Records from a data collection:
***
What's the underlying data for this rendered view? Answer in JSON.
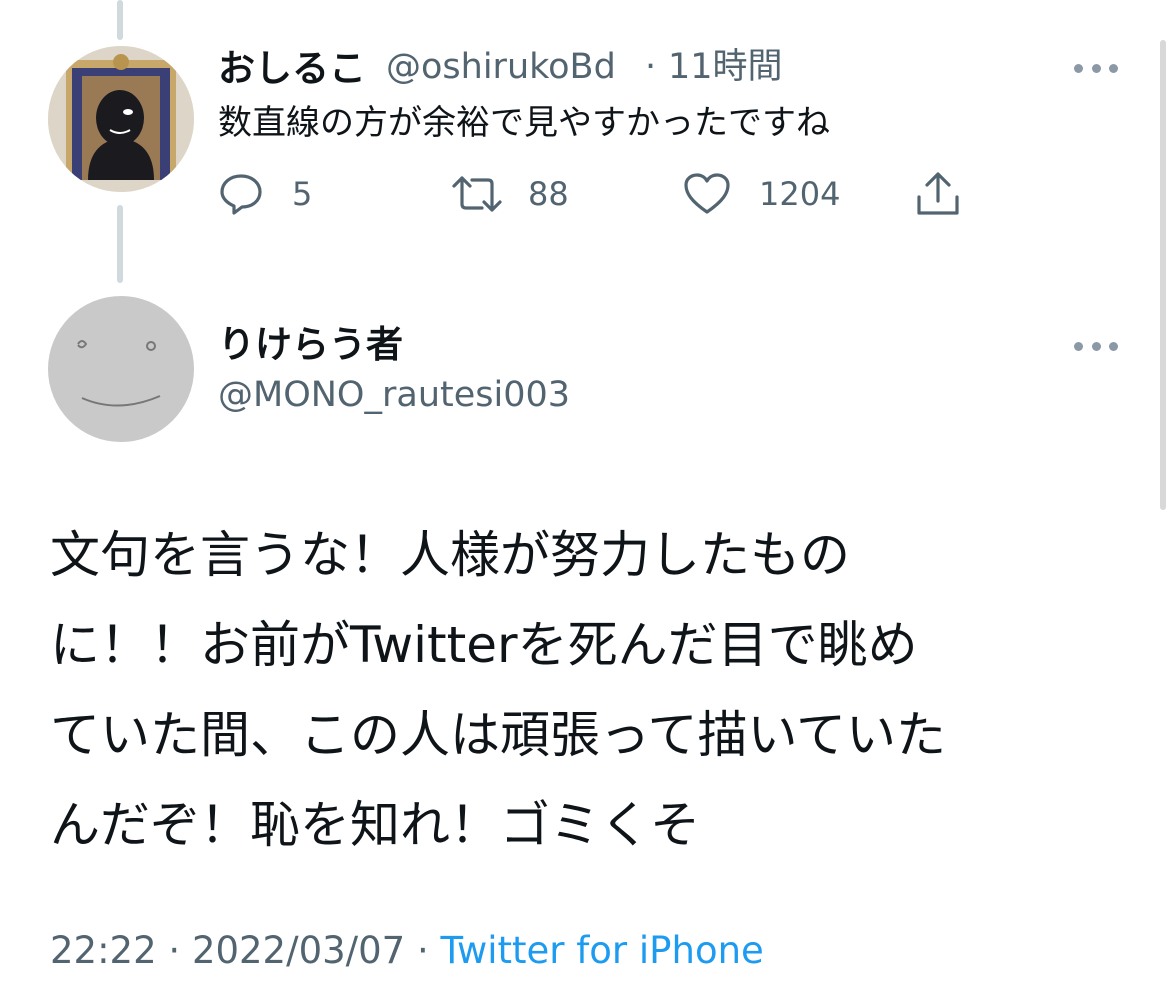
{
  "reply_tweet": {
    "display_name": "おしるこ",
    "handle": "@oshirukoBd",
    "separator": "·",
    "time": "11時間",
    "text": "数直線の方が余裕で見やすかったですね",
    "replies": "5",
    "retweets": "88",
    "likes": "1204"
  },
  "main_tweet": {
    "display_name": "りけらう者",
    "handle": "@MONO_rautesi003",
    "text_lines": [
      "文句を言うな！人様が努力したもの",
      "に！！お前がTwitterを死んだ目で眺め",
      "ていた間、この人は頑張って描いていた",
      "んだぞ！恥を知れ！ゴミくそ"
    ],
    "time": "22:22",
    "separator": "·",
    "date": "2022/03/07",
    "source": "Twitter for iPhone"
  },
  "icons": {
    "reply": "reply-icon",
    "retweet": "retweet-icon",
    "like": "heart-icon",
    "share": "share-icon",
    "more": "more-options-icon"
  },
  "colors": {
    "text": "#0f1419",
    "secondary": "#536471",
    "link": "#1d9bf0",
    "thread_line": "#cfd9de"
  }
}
***
# GOAL
All the lines above are to be reproduced exactly, except the pictures.

# TASK OUTPUT
What's the underlying data for this rendered view? Answer in JSON.
{
  "reply_tweet": {
    "display_name": "おしるこ",
    "handle": "@oshirukoBd",
    "separator": "·",
    "time": "11時間",
    "text": "数直線の方が余裕で見やすかったですね",
    "replies": "5",
    "retweets": "88",
    "likes": "1204"
  },
  "main_tweet": {
    "display_name": "りけらう者",
    "handle": "@MONO_rautesi003",
    "text_lines": [
      "文句を言うな！人様が努力したもの",
      "に！！お前がTwitterを死んだ目で眺め",
      "ていた間、この人は頑張って描いていた",
      "んだぞ！恥を知れ！ゴミくそ"
    ],
    "time": "22:22",
    "separator": "·",
    "date": "2022/03/07",
    "source": "Twitter for iPhone"
  },
  "icons": {
    "reply": "reply-icon",
    "retweet": "retweet-icon",
    "like": "heart-icon",
    "share": "share-icon",
    "more": "more-options-icon"
  },
  "colors": {
    "text": "#0f1419",
    "secondary": "#536471",
    "link": "#1d9bf0",
    "thread_line": "#cfd9de"
  }
}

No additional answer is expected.